Reply with one number: the count of lines in the records below that hold "from".
** start of THE INPUT **
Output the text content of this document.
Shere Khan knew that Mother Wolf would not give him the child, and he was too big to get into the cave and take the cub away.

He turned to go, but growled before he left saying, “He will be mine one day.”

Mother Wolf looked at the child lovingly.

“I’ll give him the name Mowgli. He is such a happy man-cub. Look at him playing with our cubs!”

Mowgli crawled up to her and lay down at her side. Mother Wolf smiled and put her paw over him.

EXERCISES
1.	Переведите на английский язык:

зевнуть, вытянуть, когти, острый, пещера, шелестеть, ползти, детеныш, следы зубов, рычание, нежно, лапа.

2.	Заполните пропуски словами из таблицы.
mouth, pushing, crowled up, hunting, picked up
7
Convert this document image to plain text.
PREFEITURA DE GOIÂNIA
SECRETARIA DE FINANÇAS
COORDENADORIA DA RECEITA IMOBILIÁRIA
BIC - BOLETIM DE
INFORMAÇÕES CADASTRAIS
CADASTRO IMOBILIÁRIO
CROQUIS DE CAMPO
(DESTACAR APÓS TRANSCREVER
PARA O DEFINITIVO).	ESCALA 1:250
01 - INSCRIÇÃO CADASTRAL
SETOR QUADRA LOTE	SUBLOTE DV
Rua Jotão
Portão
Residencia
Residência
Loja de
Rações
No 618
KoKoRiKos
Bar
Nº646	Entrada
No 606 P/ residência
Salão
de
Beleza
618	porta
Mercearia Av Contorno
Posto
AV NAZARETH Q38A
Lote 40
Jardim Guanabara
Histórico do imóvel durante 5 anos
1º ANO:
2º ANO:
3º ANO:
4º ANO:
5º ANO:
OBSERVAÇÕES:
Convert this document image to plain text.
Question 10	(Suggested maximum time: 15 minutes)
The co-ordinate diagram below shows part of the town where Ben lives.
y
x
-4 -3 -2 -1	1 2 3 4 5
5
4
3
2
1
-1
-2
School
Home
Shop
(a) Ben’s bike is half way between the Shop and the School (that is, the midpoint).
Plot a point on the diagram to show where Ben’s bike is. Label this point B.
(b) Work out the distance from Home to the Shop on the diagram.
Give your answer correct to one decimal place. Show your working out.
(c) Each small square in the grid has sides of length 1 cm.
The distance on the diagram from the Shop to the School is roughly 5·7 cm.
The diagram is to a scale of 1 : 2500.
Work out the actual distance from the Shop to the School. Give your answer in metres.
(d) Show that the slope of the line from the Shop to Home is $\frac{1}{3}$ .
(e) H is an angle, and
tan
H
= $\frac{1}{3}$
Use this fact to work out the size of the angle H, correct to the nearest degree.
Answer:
** end of THE INPUT **
▸ FULL OUTPUT: 4